# Given data:
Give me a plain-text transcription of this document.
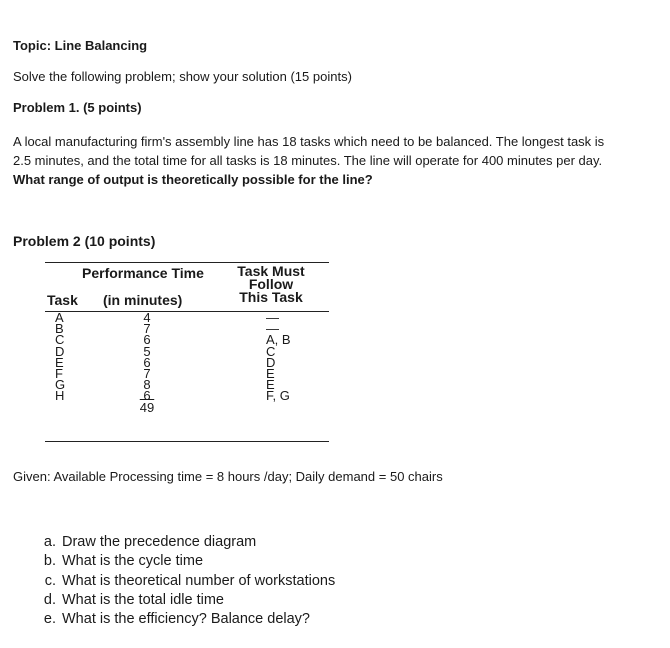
Topic: Line Balancing
Solve the following problem; show your solution (15 points)
Problem 1. (5 points)
A local manufacturing firm's assembly line has 18 tasks which need to be balanced. The longest task is
2.5 minutes, and the total time for all tasks is 18 minutes. The line will operate for 400 minutes per day.
What range of output is theoretically possible for the line?
Problem 2 (10 points)
Performance Time
Task (in minutes)
Task Must
Follow
This Task
A
B
C
D
E
F
G
H
4
7
6
5
6
7
8
6
49
—
—
A, B
C
D
E
E
F, G
Given: Available Processing time = 8 hours /day; Daily demand = 50 chairs
a. Draw the precedence diagram
b. What is the cycle time
c. What is theoretical number of workstations
d. What is the total idle time
e. What is the efficiency? Balance delay?
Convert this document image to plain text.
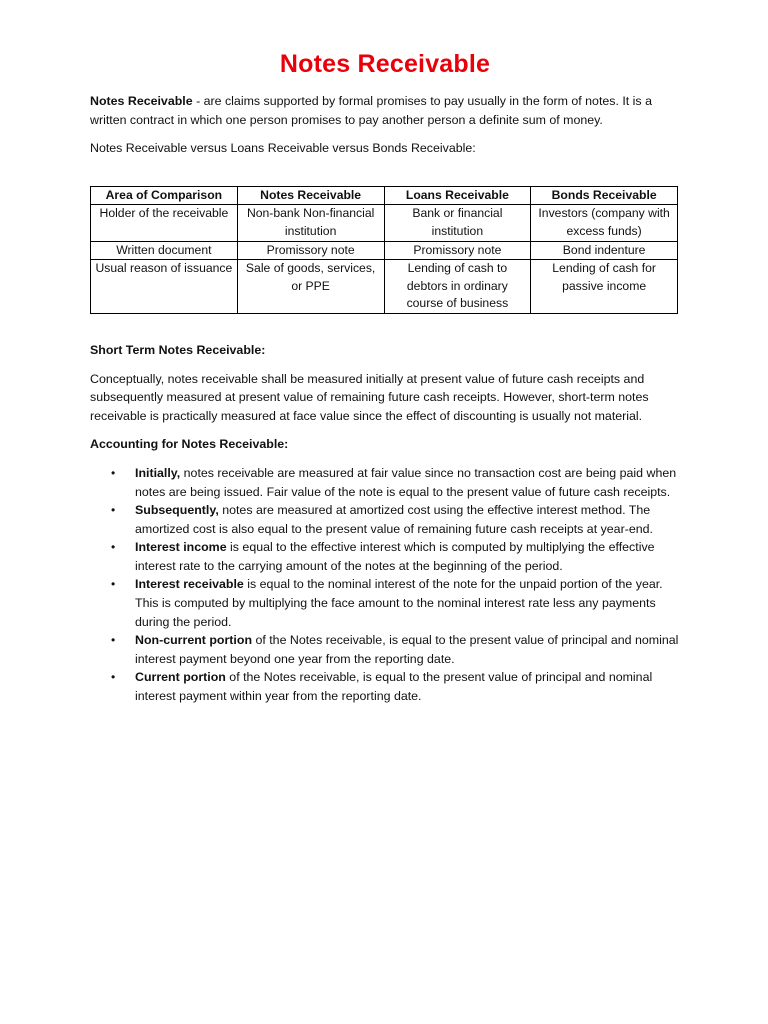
Notes Receivable

Notes Receivable - are claims supported by formal promises to pay usually in the form of notes. It is a written contract in which one person promises to pay another person a definite sum of money.

Notes Receivable versus Loans Receivable versus Bonds Receivable:

Area of Comparison	Notes Receivable	Loans Receivable	Bonds Receivable
Holder of the receivable	Non-bank Non-financial institution	Bank or financial institution	Investors (company with excess funds)
Written document	Promissory note	Promissory note	Bond indenture
Usual reason of issuance	Sale of goods, services, or PPE	Lending of cash to debtors in ordinary course of business	Lending of cash for passive income
Short Term Notes Receivable:

Conceptually, notes receivable shall be measured initially at present value of future cash receipts and subsequently measured at present value of remaining future cash receipts. However, short-term notes receivable is practically measured at face value since the effect of discounting is usually not material.

Accounting for Notes Receivable:
• Initially, notes receivable are measured at fair value since no transaction cost are being paid when notes are being issued. Fair value of the note is equal to the present value of future cash receipts.
• Subsequently, notes are measured at amortized cost using the effective interest method. The amortized cost is also equal to the present value of remaining future cash receipts at year-end.
• Interest income is equal to the effective interest which is computed by multiplying the effective interest rate to the carrying amount of the notes at the beginning of the period.
• Interest receivable is equal to the nominal interest of the note for the unpaid portion of the year. This is computed by multiplying the face amount to the nominal interest rate less any payments during the period.
• Non-current portion of the Notes receivable, is equal to the present value of principal and nominal interest payment beyond one year from the reporting date.
• Current portion of the Notes receivable, is equal to the present value of principal and nominal interest payment within year from the reporting date.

# Aim of the task:
Pick out the lines that have the word "portion". Copy them all.

# Full output:
• Interest receivable is equal to the nominal interest of the note for the unpaid portion of the year. This is computed by multiplying the face amount to the nominal interest rate less any payments during the period.
• Non-current portion of the Notes receivable, is equal to the present value of principal and nominal interest payment beyond one year from the reporting date.
• Current portion of the Notes receivable, is equal to the present value of principal and nominal interest payment within year from the reporting date.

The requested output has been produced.